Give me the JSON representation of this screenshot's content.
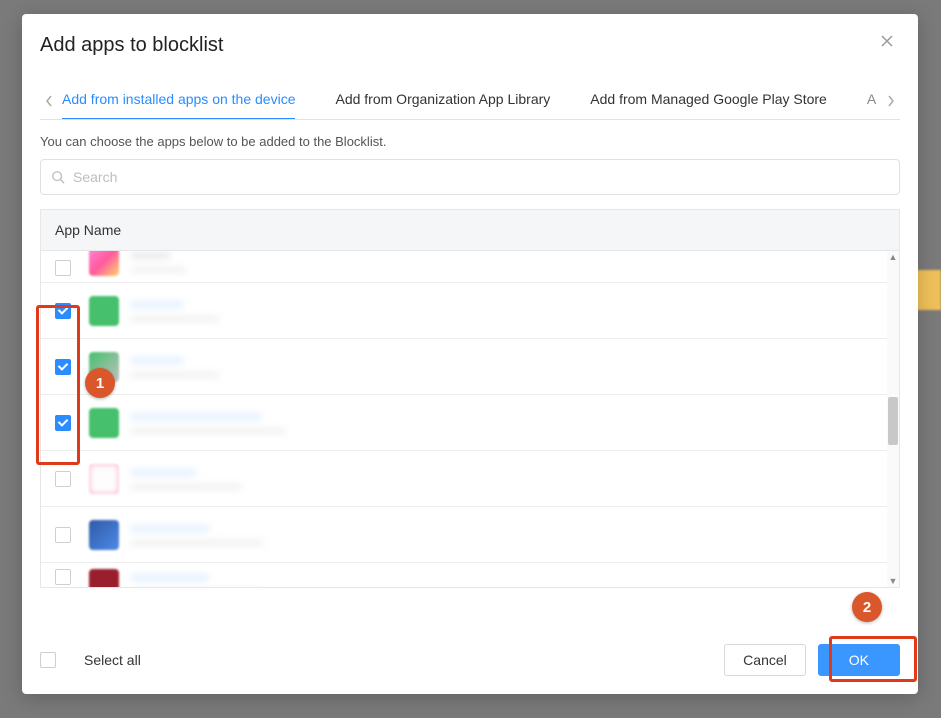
{
  "modal": {
    "title": "Add apps to blocklist",
    "description": "You can choose the apps below to be added to the Blocklist."
  },
  "tabs": {
    "items": [
      {
        "label": "Add from installed apps on the device",
        "active": true
      },
      {
        "label": "Add from Organization App Library",
        "active": false
      },
      {
        "label": "Add from Managed Google Play Store",
        "active": false
      }
    ],
    "peek": "A"
  },
  "search": {
    "placeholder": "Search"
  },
  "list": {
    "header": "App Name",
    "rows": [
      {
        "checked": false,
        "iconClass": "ic-pink",
        "name": "———",
        "sub": "—————",
        "nameDark": true
      },
      {
        "checked": true,
        "iconClass": "ic-green",
        "name": "————",
        "sub": "————————"
      },
      {
        "checked": true,
        "iconClass": "ic-blurgr",
        "name": "————",
        "sub": "————————"
      },
      {
        "checked": true,
        "iconClass": "ic-green",
        "name": "——————————",
        "sub": "——————————————"
      },
      {
        "checked": false,
        "iconClass": "ic-white",
        "name": "—————",
        "sub": "——————————"
      },
      {
        "checked": false,
        "iconClass": "ic-blue",
        "name": "——————",
        "sub": "————————————"
      },
      {
        "checked": false,
        "iconClass": "ic-red",
        "name": "——————",
        "sub": "————————————"
      }
    ]
  },
  "footer": {
    "selectAll": "Select all",
    "cancel": "Cancel",
    "ok": "OK"
  },
  "anno": {
    "one": "1",
    "two": "2"
  }
}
┄┄┄┄┄┄
• [Set problem] Copy and report every line where the word "from" is present.

• [Response to the task]
        "label": "Add from installed apps on the device",
        "label": "Add from Organization App Library",
        "label": "Add from Managed Google Play Store",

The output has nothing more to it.